Recorded information →
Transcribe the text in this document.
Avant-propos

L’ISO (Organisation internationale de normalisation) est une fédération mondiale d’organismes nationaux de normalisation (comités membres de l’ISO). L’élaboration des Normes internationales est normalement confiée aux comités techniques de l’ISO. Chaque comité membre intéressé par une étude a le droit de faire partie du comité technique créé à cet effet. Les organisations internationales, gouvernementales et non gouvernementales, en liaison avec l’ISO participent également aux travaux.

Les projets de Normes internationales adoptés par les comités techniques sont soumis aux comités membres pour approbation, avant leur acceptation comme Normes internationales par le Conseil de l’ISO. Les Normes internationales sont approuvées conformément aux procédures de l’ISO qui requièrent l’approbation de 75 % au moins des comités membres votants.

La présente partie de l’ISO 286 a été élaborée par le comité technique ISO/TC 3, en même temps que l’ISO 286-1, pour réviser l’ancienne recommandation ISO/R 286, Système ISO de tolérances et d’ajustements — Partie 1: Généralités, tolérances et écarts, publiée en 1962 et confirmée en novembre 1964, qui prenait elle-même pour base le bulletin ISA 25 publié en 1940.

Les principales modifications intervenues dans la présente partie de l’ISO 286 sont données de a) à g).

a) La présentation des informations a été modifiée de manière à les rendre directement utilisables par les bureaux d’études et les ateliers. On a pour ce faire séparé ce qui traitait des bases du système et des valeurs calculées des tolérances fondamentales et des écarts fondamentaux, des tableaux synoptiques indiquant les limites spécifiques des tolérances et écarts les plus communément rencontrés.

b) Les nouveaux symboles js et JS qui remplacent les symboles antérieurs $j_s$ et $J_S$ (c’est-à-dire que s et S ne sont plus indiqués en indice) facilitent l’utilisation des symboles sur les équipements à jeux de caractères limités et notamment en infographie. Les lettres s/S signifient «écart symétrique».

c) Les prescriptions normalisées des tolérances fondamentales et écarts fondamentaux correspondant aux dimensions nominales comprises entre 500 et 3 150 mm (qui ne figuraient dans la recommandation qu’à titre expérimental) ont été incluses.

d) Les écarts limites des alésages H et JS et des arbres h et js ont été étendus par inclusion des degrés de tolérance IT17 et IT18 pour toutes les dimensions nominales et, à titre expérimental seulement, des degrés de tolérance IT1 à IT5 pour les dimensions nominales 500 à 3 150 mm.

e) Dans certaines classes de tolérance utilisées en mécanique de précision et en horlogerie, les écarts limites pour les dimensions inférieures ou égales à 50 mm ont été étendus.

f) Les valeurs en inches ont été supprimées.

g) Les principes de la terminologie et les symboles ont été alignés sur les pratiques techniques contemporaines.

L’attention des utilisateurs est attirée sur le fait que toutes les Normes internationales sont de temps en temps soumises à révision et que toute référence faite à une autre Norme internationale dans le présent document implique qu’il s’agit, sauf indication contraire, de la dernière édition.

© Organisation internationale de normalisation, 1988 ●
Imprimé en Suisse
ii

Task →
Nothing should be left out: repeat all of the data exactly.

Solution to this problem →
Transcribe the text in this document.
Avant-propos

L’ISO (Organisation internationale de normalisation) est une fédération mondiale d’organismes nationaux de normalisation (comités membres de l’ISO). L’élaboration des Normes internationales est normalement confiée aux comités techniques de l’ISO. Chaque comité membre intéressé par une étude a le droit de faire partie du comité technique créé à cet effet. Les organisations internationales, gouvernementales et non gouvernementales, en liaison avec l’ISO participent également aux travaux.

Les projets de Normes internationales adoptés par les comités techniques sont soumis aux comités membres pour approbation, avant leur acceptation comme Normes internationales par le Conseil de l’ISO. Les Normes internationales sont approuvées conformément aux procédures de l’ISO qui requièrent l’approbation de 75 % au moins des comités membres votants.

La présente partie de l’ISO 286 a été élaborée par le comité technique ISO/TC 3, en même temps que l’ISO 286-1, pour réviser l’ancienne recommandation ISO/R 286, Système ISO de tolérances et d’ajustements — Partie 1: Généralités, tolérances et écarts, publiée en 1962 et confirmée en novembre 1964, qui prenait elle-même pour base le bulletin ISA 25 publié en 1940.

Les principales modifications intervenues dans la présente partie de l’ISO 286 sont données de a) à g).

a) La présentation des informations a été modifiée de manière à les rendre directement utilisables par les bureaux d’études et les ateliers. On a pour ce faire séparé ce qui traitait des bases du système et des valeurs calculées des tolérances fondamentales et des écarts fondamentaux, des tableaux synoptiques indiquant les limites spécifiques des tolérances et écarts les plus communément rencontrés.

b) Les nouveaux symboles js et JS qui remplacent les symboles antérieurs $j_s$ et $J_S$ (c’est-à-dire que s et S ne sont plus indiqués en indice) facilitent l’utilisation des symboles sur les équipements à jeux de caractères limités et notamment en infographie. Les lettres s/S signifient «écart symétrique».

c) Les prescriptions normalisées des tolérances fondamentales et écarts fondamentaux correspondant aux dimensions nominales comprises entre 500 et 3 150 mm (qui ne figuraient dans la recommandation qu’à titre expérimental) ont été incluses.

d) Les écarts limites des alésages H et JS et des arbres h et js ont été étendus par inclusion des degrés de tolérance IT17 et IT18 pour toutes les dimensions nominales et, à titre expérimental seulement, des degrés de tolérance IT1 à IT5 pour les dimensions nominales 500 à 3 150 mm.

e) Dans certaines classes de tolérance utilisées en mécanique de précision et en horlogerie, les écarts limites pour les dimensions inférieures ou égales à 50 mm ont été étendus.

f) Les valeurs en inches ont été supprimées.

g) Les principes de la terminologie et les symboles ont été alignés sur les pratiques techniques contemporaines.

L’attention des utilisateurs est attirée sur le fait que toutes les Normes internationales sont de temps en temps soumises à révision et que toute référence faite à une autre Norme internationale dans le présent document implique qu’il s’agit, sauf indication contraire, de la dernière édition.

© Organisation internationale de normalisation, 1988 ●
Imprimé en Suisse
ii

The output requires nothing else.